Set problem => Write the material out again exactly.

Data for this task =>

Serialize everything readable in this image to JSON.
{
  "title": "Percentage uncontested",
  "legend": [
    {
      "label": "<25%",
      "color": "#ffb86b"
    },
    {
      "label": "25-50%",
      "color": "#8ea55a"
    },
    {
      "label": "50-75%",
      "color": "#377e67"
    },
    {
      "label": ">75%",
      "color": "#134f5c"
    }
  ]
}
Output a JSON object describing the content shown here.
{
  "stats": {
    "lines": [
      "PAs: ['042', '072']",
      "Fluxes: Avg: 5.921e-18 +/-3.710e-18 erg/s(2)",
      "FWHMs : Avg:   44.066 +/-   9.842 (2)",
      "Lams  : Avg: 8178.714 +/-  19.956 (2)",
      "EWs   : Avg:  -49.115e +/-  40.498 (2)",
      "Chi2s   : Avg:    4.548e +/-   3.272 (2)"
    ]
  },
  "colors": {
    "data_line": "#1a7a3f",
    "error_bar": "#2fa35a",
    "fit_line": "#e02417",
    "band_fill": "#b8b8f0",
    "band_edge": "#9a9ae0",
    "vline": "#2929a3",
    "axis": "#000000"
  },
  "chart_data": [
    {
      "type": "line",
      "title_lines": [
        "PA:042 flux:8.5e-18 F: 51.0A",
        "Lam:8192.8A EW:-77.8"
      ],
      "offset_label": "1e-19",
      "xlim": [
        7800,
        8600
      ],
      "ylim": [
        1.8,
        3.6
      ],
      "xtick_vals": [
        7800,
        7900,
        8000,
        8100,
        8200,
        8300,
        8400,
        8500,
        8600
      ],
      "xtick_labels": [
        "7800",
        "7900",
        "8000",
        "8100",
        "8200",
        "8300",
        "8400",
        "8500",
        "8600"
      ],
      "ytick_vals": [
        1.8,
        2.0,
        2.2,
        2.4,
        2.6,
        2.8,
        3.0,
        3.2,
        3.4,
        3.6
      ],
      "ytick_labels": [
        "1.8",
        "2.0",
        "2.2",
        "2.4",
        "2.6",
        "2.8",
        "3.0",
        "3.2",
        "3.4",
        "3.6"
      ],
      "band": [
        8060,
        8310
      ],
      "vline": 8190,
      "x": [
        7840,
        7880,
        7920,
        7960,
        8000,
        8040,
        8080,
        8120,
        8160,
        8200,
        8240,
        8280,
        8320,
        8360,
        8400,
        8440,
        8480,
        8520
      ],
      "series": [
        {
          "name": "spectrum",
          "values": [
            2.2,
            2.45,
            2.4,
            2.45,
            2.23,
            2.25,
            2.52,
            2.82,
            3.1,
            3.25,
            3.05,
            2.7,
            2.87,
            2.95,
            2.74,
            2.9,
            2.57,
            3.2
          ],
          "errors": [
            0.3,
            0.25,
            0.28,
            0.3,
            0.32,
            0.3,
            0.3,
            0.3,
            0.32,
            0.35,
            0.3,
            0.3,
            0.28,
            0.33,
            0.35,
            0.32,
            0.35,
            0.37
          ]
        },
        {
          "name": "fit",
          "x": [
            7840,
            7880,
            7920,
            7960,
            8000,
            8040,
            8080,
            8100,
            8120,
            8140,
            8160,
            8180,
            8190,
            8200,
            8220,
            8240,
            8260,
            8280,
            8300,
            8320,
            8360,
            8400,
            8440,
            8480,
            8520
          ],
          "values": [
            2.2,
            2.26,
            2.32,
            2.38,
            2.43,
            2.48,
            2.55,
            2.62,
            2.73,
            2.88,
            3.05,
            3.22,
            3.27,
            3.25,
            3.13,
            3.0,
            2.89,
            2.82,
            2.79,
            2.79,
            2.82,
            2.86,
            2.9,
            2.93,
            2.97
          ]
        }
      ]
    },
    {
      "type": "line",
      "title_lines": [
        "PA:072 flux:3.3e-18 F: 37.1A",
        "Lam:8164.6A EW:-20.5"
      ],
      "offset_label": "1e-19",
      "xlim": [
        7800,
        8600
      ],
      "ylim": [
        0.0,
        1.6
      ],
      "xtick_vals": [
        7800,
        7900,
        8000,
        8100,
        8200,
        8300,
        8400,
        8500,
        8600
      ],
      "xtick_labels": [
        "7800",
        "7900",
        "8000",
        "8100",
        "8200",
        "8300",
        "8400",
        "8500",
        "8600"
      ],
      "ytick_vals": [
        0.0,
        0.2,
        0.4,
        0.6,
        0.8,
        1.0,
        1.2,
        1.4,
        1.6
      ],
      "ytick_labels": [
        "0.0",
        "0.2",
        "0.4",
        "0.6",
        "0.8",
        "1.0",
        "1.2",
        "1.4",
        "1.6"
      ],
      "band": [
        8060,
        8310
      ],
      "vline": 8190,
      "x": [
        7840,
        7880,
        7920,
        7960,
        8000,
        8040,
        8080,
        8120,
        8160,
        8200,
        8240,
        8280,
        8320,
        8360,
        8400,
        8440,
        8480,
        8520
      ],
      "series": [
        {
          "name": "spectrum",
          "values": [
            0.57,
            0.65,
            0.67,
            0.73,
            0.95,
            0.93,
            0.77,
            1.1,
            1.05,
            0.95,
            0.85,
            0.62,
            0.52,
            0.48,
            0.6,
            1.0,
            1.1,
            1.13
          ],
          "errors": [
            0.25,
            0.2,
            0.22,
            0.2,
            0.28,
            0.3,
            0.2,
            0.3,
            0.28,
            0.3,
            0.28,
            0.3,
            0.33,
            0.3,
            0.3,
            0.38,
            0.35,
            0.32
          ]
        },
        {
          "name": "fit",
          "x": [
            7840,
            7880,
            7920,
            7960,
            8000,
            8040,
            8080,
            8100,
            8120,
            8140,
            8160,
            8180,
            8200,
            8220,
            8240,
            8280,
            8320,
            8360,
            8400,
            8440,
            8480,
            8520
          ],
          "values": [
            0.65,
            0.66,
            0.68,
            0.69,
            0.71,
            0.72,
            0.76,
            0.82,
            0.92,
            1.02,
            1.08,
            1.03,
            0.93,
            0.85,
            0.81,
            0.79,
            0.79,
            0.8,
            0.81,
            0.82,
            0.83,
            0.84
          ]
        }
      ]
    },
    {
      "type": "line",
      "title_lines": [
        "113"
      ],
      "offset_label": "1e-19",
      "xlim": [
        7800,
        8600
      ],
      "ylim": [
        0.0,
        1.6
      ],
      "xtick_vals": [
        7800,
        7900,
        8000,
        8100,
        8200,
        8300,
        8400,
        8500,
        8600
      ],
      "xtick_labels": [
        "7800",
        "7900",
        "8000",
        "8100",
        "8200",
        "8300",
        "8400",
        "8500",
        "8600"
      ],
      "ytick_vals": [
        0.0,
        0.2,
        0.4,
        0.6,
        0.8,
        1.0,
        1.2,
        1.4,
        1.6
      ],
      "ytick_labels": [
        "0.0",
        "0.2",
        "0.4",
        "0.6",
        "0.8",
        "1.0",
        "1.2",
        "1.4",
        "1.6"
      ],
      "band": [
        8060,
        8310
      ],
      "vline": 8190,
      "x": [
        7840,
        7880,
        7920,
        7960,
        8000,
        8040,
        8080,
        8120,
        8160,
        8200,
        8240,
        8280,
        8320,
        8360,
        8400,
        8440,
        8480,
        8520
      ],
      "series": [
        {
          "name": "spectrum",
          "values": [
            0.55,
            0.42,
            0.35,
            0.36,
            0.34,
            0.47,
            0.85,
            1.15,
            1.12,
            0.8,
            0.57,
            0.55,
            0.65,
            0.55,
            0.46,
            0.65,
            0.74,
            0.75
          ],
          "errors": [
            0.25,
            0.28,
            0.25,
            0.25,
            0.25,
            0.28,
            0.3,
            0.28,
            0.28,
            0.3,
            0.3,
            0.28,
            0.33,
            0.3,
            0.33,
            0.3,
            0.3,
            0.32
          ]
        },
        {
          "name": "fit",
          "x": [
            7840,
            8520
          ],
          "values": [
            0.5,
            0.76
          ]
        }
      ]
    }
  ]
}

Exercise result =>
Serialize everything readable in this image to JSON.
{
  "title": "Percentage uncontested",
  "legend": [
    {
      "label": "<25%",
      "color": "#ffb86b"
    },
    {
      "label": "25-50%",
      "color": "#8ea55a"
    },
    {
      "label": "50-75%",
      "color": "#377e67"
    },
    {
      "label": ">75%",
      "color": "#134f5c"
    }
  ]
}
Output a JSON object describing the content shown here.
{
  "stats": {
    "lines": [
      "PAs: ['042', '072']",
      "Fluxes: Avg: 5.921e-18 +/-3.710e-18 erg/s(2)",
      "FWHMs : Avg:   44.066 +/-   9.842 (2)",
      "Lams  : Avg: 8178.714 +/-  19.956 (2)",
      "EWs   : Avg:  -49.115e +/-  40.498 (2)",
      "Chi2s   : Avg:    4.548e +/-   3.272 (2)"
    ]
  },
  "colors": {
    "data_line": "#1a7a3f",
    "error_bar": "#2fa35a",
    "fit_line": "#e02417",
    "band_fill": "#b8b8f0",
    "band_edge": "#9a9ae0",
    "vline": "#2929a3",
    "axis": "#000000"
  },
  "chart_data": [
    {
      "type": "line",
      "title_lines": [
        "PA:042 flux:8.5e-18 F: 51.0A",
        "Lam:8192.8A EW:-77.8"
      ],
      "offset_label": "1e-19",
      "xlim": [
        7800,
        8600
      ],
      "ylim": [
        1.8,
        3.6
      ],
      "xtick_vals": [
        7800,
        7900,
        8000,
        8100,
        8200,
        8300,
        8400,
        8500,
        8600
      ],
      "xtick_labels": [
        "7800",
        "7900",
        "8000",
        "8100",
        "8200",
        "8300",
        "8400",
        "8500",
        "8600"
      ],
      "ytick_vals": [
        1.8,
        2.0,
        2.2,
        2.4,
        2.6,
        2.8,
        3.0,
        3.2,
        3.4,
        3.6
      ],
      "ytick_labels": [
        "1.8",
        "2.0",
        "2.2",
        "2.4",
        "2.6",
        "2.8",
        "3.0",
        "3.2",
        "3.4",
        "3.6"
      ],
      "band": [
        8060,
        8310
      ],
      "vline": 8190,
      "x": [
        7840,
        7880,
        7920,
        7960,
        8000,
        8040,
        8080,
        8120,
        8160,
        8200,
        8240,
        8280,
        8320,
        8360,
        8400,
        8440,
        8480,
        8520
      ],
      "series": [
        {
          "name": "spectrum",
          "values": [
            2.2,
            2.45,
            2.4,
            2.45,
            2.23,
            2.25,
            2.52,
            2.82,
            3.1,
            3.25,
            3.05,
            2.7,
            2.87,
            2.95,
            2.74,
            2.9,
            2.57,
            3.2
          ],
          "errors": [
            0.3,
            0.25,
            0.28,
            0.3,
            0.32,
            0.3,
            0.3,
            0.3,
            0.32,
            0.35,
            0.3,
            0.3,
            0.28,
            0.33,
            0.35,
            0.32,
            0.35,
            0.37
          ]
        },
        {
          "name": "fit",
          "x": [
            7840,
            7880,
            7920,
            7960,
            8000,
            8040,
            8080,
            8100,
            8120,
            8140,
            8160,
            8180,
            8190,
            8200,
            8220,
            8240,
            8260,
            8280,
            8300,
            8320,
            8360,
            8400,
            8440,
            8480,
            8520
          ],
          "values": [
            2.2,
            2.26,
            2.32,
            2.38,
            2.43,
            2.48,
            2.55,
            2.62,
            2.73,
            2.88,
            3.05,
            3.22,
            3.27,
            3.25,
            3.13,
            3.0,
            2.89,
            2.82,
            2.79,
            2.79,
            2.82,
            2.86,
            2.9,
            2.93,
            2.97
          ]
        }
      ]
    },
    {
      "type": "line",
      "title_lines": [
        "PA:072 flux:3.3e-18 F: 37.1A",
        "Lam:8164.6A EW:-20.5"
      ],
      "offset_label": "1e-19",
      "xlim": [
        7800,
        8600
      ],
      "ylim": [
        0.0,
        1.6
      ],
      "xtick_vals": [
        7800,
        7900,
        8000,
        8100,
        8200,
        8300,
        8400,
        8500,
        8600
      ],
      "xtick_labels": [
        "7800",
        "7900",
        "8000",
        "8100",
        "8200",
        "8300",
        "8400",
        "8500",
        "8600"
      ],
      "ytick_vals": [
        0.0,
        0.2,
        0.4,
        0.6,
        0.8,
        1.0,
        1.2,
        1.4,
        1.6
      ],
      "ytick_labels": [
        "0.0",
        "0.2",
        "0.4",
        "0.6",
        "0.8",
        "1.0",
        "1.2",
        "1.4",
        "1.6"
      ],
      "band": [
        8060,
        8310
      ],
      "vline": 8190,
      "x": [
        7840,
        7880,
        7920,
        7960,
        8000,
        8040,
        8080,
        8120,
        8160,
        8200,
        8240,
        8280,
        8320,
        8360,
        8400,
        8440,
        8480,
        8520
      ],
      "series": [
        {
          "name": "spectrum",
          "values": [
            0.57,
            0.65,
            0.67,
            0.73,
            0.95,
            0.93,
            0.77,
            1.1,
            1.05,
            0.95,
            0.85,
            0.62,
            0.52,
            0.48,
            0.6,
            1.0,
            1.1,
            1.13
          ],
          "errors": [
            0.25,
            0.2,
            0.22,
            0.2,
            0.28,
            0.3,
            0.2,
            0.3,
            0.28,
            0.3,
            0.28,
            0.3,
            0.33,
            0.3,
            0.3,
            0.38,
            0.35,
            0.32
          ]
        },
        {
          "name": "fit",
          "x": [
            7840,
            7880,
            7920,
            7960,
            8000,
            8040,
            8080,
            8100,
            8120,
            8140,
            8160,
            8180,
            8200,
            8220,
            8240,
            8280,
            8320,
            8360,
            8400,
            8440,
            8480,
            8520
          ],
          "values": [
            0.65,
            0.66,
            0.68,
            0.69,
            0.71,
            0.72,
            0.76,
            0.82,
            0.92,
            1.02,
            1.08,
            1.03,
            0.93,
            0.85,
            0.81,
            0.79,
            0.79,
            0.8,
            0.81,
            0.82,
            0.83,
            0.84
          ]
        }
      ]
    },
    {
      "type": "line",
      "title_lines": [
        "113"
      ],
      "offset_label": "1e-19",
      "xlim": [
        7800,
        8600
      ],
      "ylim": [
        0.0,
        1.6
      ],
      "xtick_vals": [
        7800,
        7900,
        8000,
        8100,
        8200,
        8300,
        8400,
        8500,
        8600
      ],
      "xtick_labels": [
        "7800",
        "7900",
        "8000",
        "8100",
        "8200",
        "8300",
        "8400",
        "8500",
        "8600"
      ],
      "ytick_vals": [
        0.0,
        0.2,
        0.4,
        0.6,
        0.8,
        1.0,
        1.2,
        1.4,
        1.6
      ],
      "ytick_labels": [
        "0.0",
        "0.2",
        "0.4",
        "0.6",
        "0.8",
        "1.0",
        "1.2",
        "1.4",
        "1.6"
      ],
      "band": [
        8060,
        8310
      ],
      "vline": 8190,
      "x": [
        7840,
        7880,
        7920,
        7960,
        8000,
        8040,
        8080,
        8120,
        8160,
        8200,
        8240,
        8280,
        8320,
        8360,
        8400,
        8440,
        8480,
        8520
      ],
      "series": [
        {
          "name": "spectrum",
          "values": [
            0.55,
            0.42,
            0.35,
            0.36,
            0.34,
            0.47,
            0.85,
            1.15,
            1.12,
            0.8,
            0.57,
            0.55,
            0.65,
            0.55,
            0.46,
            0.65,
            0.74,
            0.75
          ],
          "errors": [
            0.25,
            0.28,
            0.25,
            0.25,
            0.25,
            0.28,
            0.3,
            0.28,
            0.28,
            0.3,
            0.3,
            0.28,
            0.33,
            0.3,
            0.33,
            0.3,
            0.3,
            0.32
          ]
        },
        {
          "name": "fit",
          "x": [
            7840,
            8520
          ],
          "values": [
            0.5,
            0.76
          ]
        }
      ]
    }
  ]
}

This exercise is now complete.